▶ What is being asked
From the entries below, tally how many lines contain "ffffff" and report only that figure.

▶ Provided records
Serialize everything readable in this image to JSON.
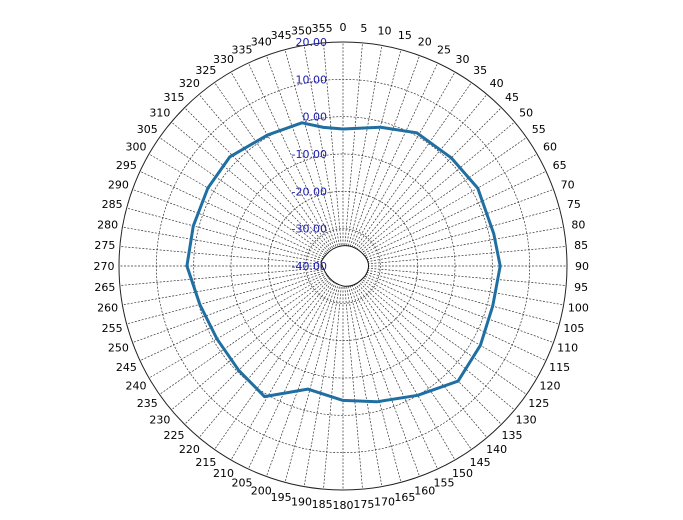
{
  "chart_data": {
    "type": "polar-line",
    "title": "",
    "angle_direction": "clockwise",
    "zero_angle": "top",
    "angle_ticks": [
      0,
      5,
      10,
      15,
      20,
      25,
      30,
      35,
      40,
      45,
      50,
      55,
      60,
      65,
      70,
      75,
      80,
      85,
      90,
      95,
      100,
      105,
      110,
      115,
      120,
      125,
      130,
      135,
      140,
      145,
      150,
      155,
      160,
      165,
      170,
      175,
      180,
      185,
      190,
      195,
      200,
      205,
      210,
      215,
      220,
      225,
      230,
      235,
      240,
      245,
      250,
      255,
      260,
      265,
      270,
      275,
      280,
      285,
      290,
      295,
      300,
      305,
      310,
      315,
      320,
      325,
      330,
      335,
      340,
      345,
      350,
      355
    ],
    "radial_ticks": [
      "-40.00",
      "-30.00",
      "-20.00",
      "-10.00",
      "0.00",
      "10.00",
      "20.00"
    ],
    "radial_range": [
      -40,
      20
    ],
    "grid": true,
    "series": [
      {
        "color": "#1f6fa3",
        "angles": [
          0,
          15,
          29,
          45,
          60,
          78,
          90,
          105,
          120,
          135,
          150,
          166,
          180,
          196,
          211,
          225,
          240,
          255,
          270,
          285,
          300,
          314,
          330,
          344,
          352
        ],
        "values": [
          -3.3,
          -1.5,
          0.8,
          1.0,
          1.7,
          1.3,
          2.1,
          1.5,
          2.5,
          3.6,
          0.0,
          -2.5,
          -4.0,
          -5.7,
          0.8,
          -0.5,
          -1.0,
          -0.3,
          1.8,
          1.5,
          1.8,
          2.1,
          0.5,
          -0.1,
          -2.5
        ]
      }
    ]
  }
}
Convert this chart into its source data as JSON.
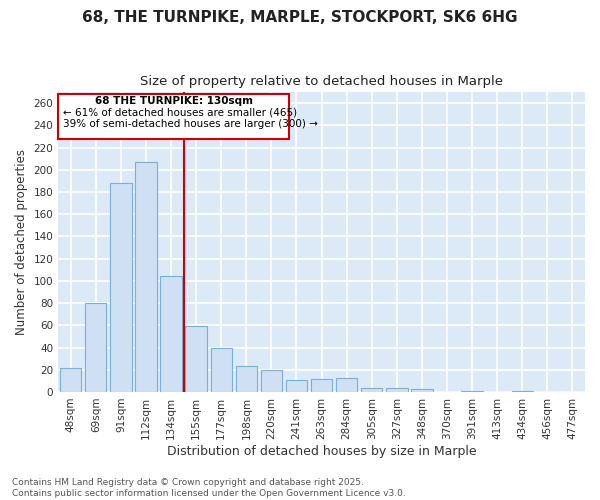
{
  "title": "68, THE TURNPIKE, MARPLE, STOCKPORT, SK6 6HG",
  "subtitle": "Size of property relative to detached houses in Marple",
  "xlabel": "Distribution of detached houses by size in Marple",
  "ylabel": "Number of detached properties",
  "categories": [
    "48sqm",
    "69sqm",
    "91sqm",
    "112sqm",
    "134sqm",
    "155sqm",
    "177sqm",
    "198sqm",
    "220sqm",
    "241sqm",
    "263sqm",
    "284sqm",
    "305sqm",
    "327sqm",
    "348sqm",
    "370sqm",
    "391sqm",
    "413sqm",
    "434sqm",
    "456sqm",
    "477sqm"
  ],
  "values": [
    22,
    80,
    188,
    207,
    104,
    59,
    40,
    23,
    20,
    11,
    12,
    13,
    4,
    4,
    3,
    0,
    1,
    0,
    1,
    0,
    0
  ],
  "bar_color": "#cfe0f5",
  "bar_edge_color": "#7bafd4",
  "vline_color": "#cc0000",
  "vline_label": "68 THE TURNPIKE: 130sqm",
  "annotation_line1": "← 61% of detached houses are smaller (465)",
  "annotation_line2": "39% of semi-detached houses are larger (300) →",
  "box_color": "#cc0000",
  "ylim": [
    0,
    270
  ],
  "yticks": [
    0,
    20,
    40,
    60,
    80,
    100,
    120,
    140,
    160,
    180,
    200,
    220,
    240,
    260
  ],
  "footnote1": "Contains HM Land Registry data © Crown copyright and database right 2025.",
  "footnote2": "Contains public sector information licensed under the Open Government Licence v3.0.",
  "fig_bg_color": "#ffffff",
  "plot_bg_color": "#dce9f7",
  "grid_color": "#ffffff",
  "title_fontsize": 11,
  "subtitle_fontsize": 9.5,
  "tick_fontsize": 7.5,
  "ylabel_fontsize": 8.5,
  "xlabel_fontsize": 9,
  "footnote_fontsize": 6.5
}
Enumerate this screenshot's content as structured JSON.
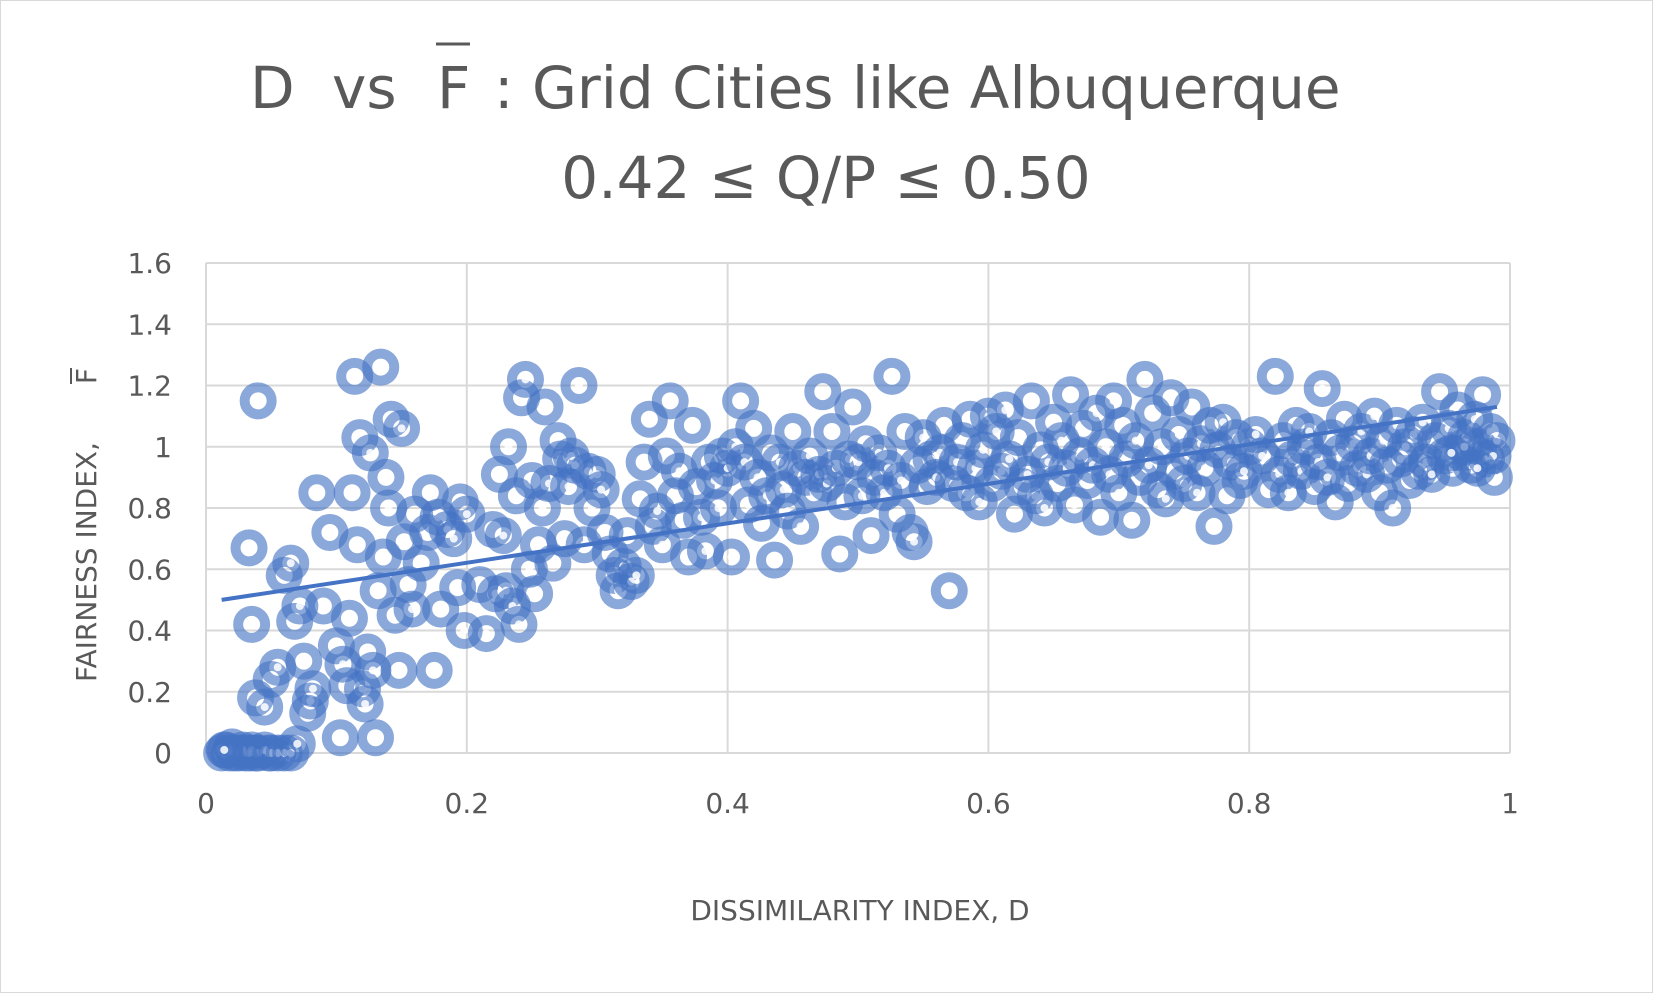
{
  "chart_data": {
    "type": "scatter",
    "title_line1_part1": "D",
    "title_line1_part2": "vs",
    "title_line1_part3": "F",
    "title_line1_part4": ": Grid Cities like Albuquerque",
    "title_line2": "0.42 ≤ Q/P ≤ 0.50",
    "xlabel": "DISSIMILARITY INDEX, D",
    "ylabel_prefix": "FAIRNESS INDEX,",
    "ylabel_symbol": "F",
    "xlim": [
      0,
      1
    ],
    "ylim": [
      0,
      1.6
    ],
    "x_ticks": [
      "0",
      "0.2",
      "0.4",
      "0.6",
      "0.8",
      "1"
    ],
    "x_tick_values": [
      0,
      0.2,
      0.4,
      0.6,
      0.8,
      1
    ],
    "y_ticks": [
      "0",
      "0.2",
      "0.4",
      "0.6",
      "0.8",
      "1",
      "1.2",
      "1.4",
      "1.6"
    ],
    "y_tick_values": [
      0,
      0.2,
      0.4,
      0.6,
      0.8,
      1.0,
      1.2,
      1.4,
      1.6
    ],
    "grid": true,
    "trendline": {
      "type": "linear",
      "x": [
        0.012,
        0.99
      ],
      "y": [
        0.5,
        1.13
      ]
    },
    "marker_color": "#4472C4",
    "trend_color": "#4472C4",
    "points": [
      [
        0.012,
        0.0
      ],
      [
        0.015,
        0.01
      ],
      [
        0.018,
        0.0
      ],
      [
        0.02,
        0.02
      ],
      [
        0.022,
        0.0
      ],
      [
        0.025,
        0.0
      ],
      [
        0.028,
        0.01
      ],
      [
        0.03,
        0.0
      ],
      [
        0.033,
        0.0
      ],
      [
        0.035,
        0.01
      ],
      [
        0.038,
        0.0
      ],
      [
        0.04,
        0.0
      ],
      [
        0.045,
        0.01
      ],
      [
        0.048,
        0.0
      ],
      [
        0.05,
        0.0
      ],
      [
        0.055,
        0.0
      ],
      [
        0.06,
        0.0
      ],
      [
        0.065,
        0.0
      ],
      [
        0.07,
        0.03
      ],
      [
        0.014,
        0.01
      ],
      [
        0.04,
        1.15
      ],
      [
        0.033,
        0.67
      ],
      [
        0.035,
        0.42
      ],
      [
        0.038,
        0.18
      ],
      [
        0.045,
        0.15
      ],
      [
        0.05,
        0.24
      ],
      [
        0.055,
        0.28
      ],
      [
        0.06,
        0.58
      ],
      [
        0.065,
        0.62
      ],
      [
        0.068,
        0.43
      ],
      [
        0.072,
        0.48
      ],
      [
        0.075,
        0.3
      ],
      [
        0.078,
        0.13
      ],
      [
        0.08,
        0.17
      ],
      [
        0.082,
        0.21
      ],
      [
        0.085,
        0.85
      ],
      [
        0.09,
        0.48
      ],
      [
        0.095,
        0.72
      ],
      [
        0.1,
        0.35
      ],
      [
        0.103,
        0.05
      ],
      [
        0.105,
        0.29
      ],
      [
        0.108,
        0.22
      ],
      [
        0.11,
        0.44
      ],
      [
        0.112,
        0.85
      ],
      [
        0.114,
        1.23
      ],
      [
        0.116,
        0.68
      ],
      [
        0.118,
        1.03
      ],
      [
        0.12,
        0.21
      ],
      [
        0.122,
        0.16
      ],
      [
        0.124,
        0.33
      ],
      [
        0.126,
        0.98
      ],
      [
        0.128,
        0.27
      ],
      [
        0.13,
        0.05
      ],
      [
        0.132,
        0.53
      ],
      [
        0.134,
        1.26
      ],
      [
        0.136,
        0.64
      ],
      [
        0.138,
        0.9
      ],
      [
        0.14,
        0.8
      ],
      [
        0.142,
        1.09
      ],
      [
        0.145,
        0.45
      ],
      [
        0.148,
        0.27
      ],
      [
        0.15,
        1.06
      ],
      [
        0.152,
        0.69
      ],
      [
        0.155,
        0.55
      ],
      [
        0.158,
        0.47
      ],
      [
        0.16,
        0.78
      ],
      [
        0.165,
        0.62
      ],
      [
        0.17,
        0.72
      ],
      [
        0.172,
        0.85
      ],
      [
        0.175,
        0.27
      ],
      [
        0.178,
        0.77
      ],
      [
        0.18,
        0.47
      ],
      [
        0.185,
        0.73
      ],
      [
        0.19,
        0.7
      ],
      [
        0.193,
        0.54
      ],
      [
        0.195,
        0.82
      ],
      [
        0.198,
        0.4
      ],
      [
        0.2,
        0.78
      ],
      [
        0.21,
        0.55
      ],
      [
        0.215,
        0.39
      ],
      [
        0.22,
        0.73
      ],
      [
        0.222,
        0.52
      ],
      [
        0.225,
        0.91
      ],
      [
        0.228,
        0.71
      ],
      [
        0.23,
        0.53
      ],
      [
        0.232,
        1.0
      ],
      [
        0.235,
        0.48
      ],
      [
        0.238,
        0.84
      ],
      [
        0.24,
        0.42
      ],
      [
        0.242,
        1.16
      ],
      [
        0.245,
        1.22
      ],
      [
        0.248,
        0.6
      ],
      [
        0.25,
        0.89
      ],
      [
        0.252,
        0.52
      ],
      [
        0.255,
        0.68
      ],
      [
        0.258,
        0.8
      ],
      [
        0.26,
        1.13
      ],
      [
        0.263,
        0.88
      ],
      [
        0.266,
        0.62
      ],
      [
        0.27,
        1.02
      ],
      [
        0.272,
        0.96
      ],
      [
        0.275,
        0.7
      ],
      [
        0.278,
        0.87
      ],
      [
        0.28,
        0.97
      ],
      [
        0.283,
        0.94
      ],
      [
        0.286,
        1.2
      ],
      [
        0.29,
        0.68
      ],
      [
        0.293,
        0.92
      ],
      [
        0.296,
        0.8
      ],
      [
        0.3,
        0.91
      ],
      [
        0.303,
        0.86
      ],
      [
        0.306,
        0.72
      ],
      [
        0.31,
        0.65
      ],
      [
        0.313,
        0.58
      ],
      [
        0.316,
        0.53
      ],
      [
        0.32,
        0.61
      ],
      [
        0.323,
        0.71
      ],
      [
        0.326,
        0.56
      ],
      [
        0.33,
        0.58
      ],
      [
        0.333,
        0.83
      ],
      [
        0.336,
        0.95
      ],
      [
        0.34,
        1.09
      ],
      [
        0.343,
        0.74
      ],
      [
        0.346,
        0.79
      ],
      [
        0.35,
        0.68
      ],
      [
        0.353,
        0.97
      ],
      [
        0.356,
        1.15
      ],
      [
        0.36,
        0.84
      ],
      [
        0.363,
        0.92
      ],
      [
        0.366,
        0.76
      ],
      [
        0.37,
        0.64
      ],
      [
        0.373,
        1.07
      ],
      [
        0.376,
        0.87
      ],
      [
        0.38,
        0.77
      ],
      [
        0.383,
        0.66
      ],
      [
        0.386,
        0.95
      ],
      [
        0.39,
        0.89
      ],
      [
        0.393,
        0.8
      ],
      [
        0.396,
        0.97
      ],
      [
        0.4,
        0.93
      ],
      [
        0.403,
        0.64
      ],
      [
        0.406,
        1.0
      ],
      [
        0.41,
        1.15
      ],
      [
        0.413,
        0.95
      ],
      [
        0.416,
        0.81
      ],
      [
        0.42,
        1.06
      ],
      [
        0.423,
        0.9
      ],
      [
        0.426,
        0.75
      ],
      [
        0.43,
        0.84
      ],
      [
        0.433,
        0.98
      ],
      [
        0.436,
        0.63
      ],
      [
        0.44,
        0.95
      ],
      [
        0.443,
        0.86
      ],
      [
        0.446,
        0.79
      ],
      [
        0.45,
        1.05
      ],
      [
        0.453,
        0.93
      ],
      [
        0.456,
        0.74
      ],
      [
        0.46,
        0.9
      ],
      [
        0.463,
        0.97
      ],
      [
        0.466,
        0.85
      ],
      [
        0.47,
        0.91
      ],
      [
        0.473,
        1.18
      ],
      [
        0.476,
        0.88
      ],
      [
        0.48,
        1.05
      ],
      [
        0.483,
        0.93
      ],
      [
        0.486,
        0.65
      ],
      [
        0.49,
        0.82
      ],
      [
        0.493,
        0.96
      ],
      [
        0.496,
        1.13
      ],
      [
        0.5,
        0.95
      ],
      [
        0.503,
        0.84
      ],
      [
        0.506,
        1.01
      ],
      [
        0.51,
        0.71
      ],
      [
        0.513,
        0.9
      ],
      [
        0.516,
        0.98
      ],
      [
        0.52,
        0.85
      ],
      [
        0.523,
        0.93
      ],
      [
        0.526,
        1.23
      ],
      [
        0.53,
        0.78
      ],
      [
        0.533,
        0.89
      ],
      [
        0.536,
        1.05
      ],
      [
        0.54,
        0.72
      ],
      [
        0.543,
        0.69
      ],
      [
        0.546,
        0.94
      ],
      [
        0.55,
        1.03
      ],
      [
        0.553,
        0.87
      ],
      [
        0.556,
        0.96
      ],
      [
        0.56,
        0.9
      ],
      [
        0.563,
        0.98
      ],
      [
        0.566,
        1.07
      ],
      [
        0.57,
        0.53
      ],
      [
        0.573,
        0.88
      ],
      [
        0.576,
        0.95
      ],
      [
        0.58,
        1.02
      ],
      [
        0.583,
        0.85
      ],
      [
        0.586,
        1.09
      ],
      [
        0.59,
        0.93
      ],
      [
        0.593,
        0.82
      ],
      [
        0.596,
        0.99
      ],
      [
        0.6,
        1.1
      ],
      [
        0.603,
        0.88
      ],
      [
        0.606,
        1.05
      ],
      [
        0.61,
        0.92
      ],
      [
        0.613,
        1.12
      ],
      [
        0.616,
        0.96
      ],
      [
        0.62,
        0.78
      ],
      [
        0.623,
        1.03
      ],
      [
        0.626,
        0.87
      ],
      [
        0.63,
        0.91
      ],
      [
        0.633,
        1.15
      ],
      [
        0.636,
        0.84
      ],
      [
        0.64,
        0.99
      ],
      [
        0.643,
        0.8
      ],
      [
        0.646,
        0.95
      ],
      [
        0.65,
        1.08
      ],
      [
        0.653,
        0.88
      ],
      [
        0.656,
        1.02
      ],
      [
        0.66,
        0.93
      ],
      [
        0.663,
        1.17
      ],
      [
        0.666,
        0.81
      ],
      [
        0.67,
        0.97
      ],
      [
        0.673,
        1.06
      ],
      [
        0.676,
        0.89
      ],
      [
        0.68,
        0.94
      ],
      [
        0.683,
        1.11
      ],
      [
        0.686,
        0.77
      ],
      [
        0.69,
        1.0
      ],
      [
        0.693,
        0.91
      ],
      [
        0.696,
        1.15
      ],
      [
        0.7,
        0.85
      ],
      [
        0.703,
        1.07
      ],
      [
        0.706,
        0.96
      ],
      [
        0.71,
        0.76
      ],
      [
        0.713,
        1.02
      ],
      [
        0.716,
        0.9
      ],
      [
        0.72,
        1.22
      ],
      [
        0.723,
        0.94
      ],
      [
        0.726,
        1.11
      ],
      [
        0.73,
        0.86
      ],
      [
        0.733,
        1.0
      ],
      [
        0.736,
        0.83
      ],
      [
        0.74,
        1.16
      ],
      [
        0.743,
        0.92
      ],
      [
        0.746,
        1.04
      ],
      [
        0.75,
        0.88
      ],
      [
        0.753,
        0.97
      ],
      [
        0.756,
        1.13
      ],
      [
        0.76,
        0.85
      ],
      [
        0.763,
        1.01
      ],
      [
        0.766,
        0.93
      ],
      [
        0.77,
        1.07
      ],
      [
        0.773,
        0.74
      ],
      [
        0.776,
        0.99
      ],
      [
        0.78,
        1.08
      ],
      [
        0.783,
        0.84
      ],
      [
        0.786,
        0.95
      ],
      [
        0.79,
        1.03
      ],
      [
        0.793,
        0.89
      ],
      [
        0.796,
        0.92
      ],
      [
        0.8,
        1.0
      ],
      [
        0.805,
        1.04
      ],
      [
        0.81,
        0.97
      ],
      [
        0.815,
        0.86
      ],
      [
        0.82,
        1.23
      ],
      [
        0.823,
        0.91
      ],
      [
        0.826,
        1.02
      ],
      [
        0.83,
        0.85
      ],
      [
        0.833,
        0.96
      ],
      [
        0.836,
        1.07
      ],
      [
        0.84,
        0.92
      ],
      [
        0.843,
        1.0
      ],
      [
        0.846,
        1.05
      ],
      [
        0.85,
        0.87
      ],
      [
        0.853,
        0.95
      ],
      [
        0.856,
        1.19
      ],
      [
        0.86,
        0.9
      ],
      [
        0.863,
        1.03
      ],
      [
        0.866,
        0.82
      ],
      [
        0.87,
        0.98
      ],
      [
        0.873,
        1.09
      ],
      [
        0.876,
        0.88
      ],
      [
        0.88,
        1.01
      ],
      [
        0.883,
        0.93
      ],
      [
        0.886,
        1.05
      ],
      [
        0.89,
        0.91
      ],
      [
        0.893,
        0.97
      ],
      [
        0.896,
        1.1
      ],
      [
        0.9,
        0.85
      ],
      [
        0.903,
        1.02
      ],
      [
        0.906,
        0.94
      ],
      [
        0.91,
        0.8
      ],
      [
        0.913,
        1.07
      ],
      [
        0.916,
        0.96
      ],
      [
        0.92,
        1.0
      ],
      [
        0.923,
        0.89
      ],
      [
        0.926,
        1.04
      ],
      [
        0.93,
        0.92
      ],
      [
        0.933,
        1.08
      ],
      [
        0.936,
        0.95
      ],
      [
        0.94,
        0.91
      ],
      [
        0.943,
        1.02
      ],
      [
        0.946,
        1.18
      ],
      [
        0.95,
        0.97
      ],
      [
        0.953,
        1.06
      ],
      [
        0.956,
        0.93
      ],
      [
        0.96,
        1.12
      ],
      [
        0.963,
        0.98
      ],
      [
        0.966,
        1.03
      ],
      [
        0.97,
        0.94
      ],
      [
        0.973,
        1.09
      ],
      [
        0.976,
        1.0
      ],
      [
        0.979,
        1.17
      ],
      [
        0.982,
        0.96
      ],
      [
        0.985,
        1.05
      ],
      [
        0.988,
        0.9
      ],
      [
        0.99,
        1.02
      ],
      [
        0.987,
        0.97
      ],
      [
        0.975,
        0.93
      ],
      [
        0.965,
        1.0
      ],
      [
        0.955,
        0.98
      ]
    ]
  }
}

▶ The response
2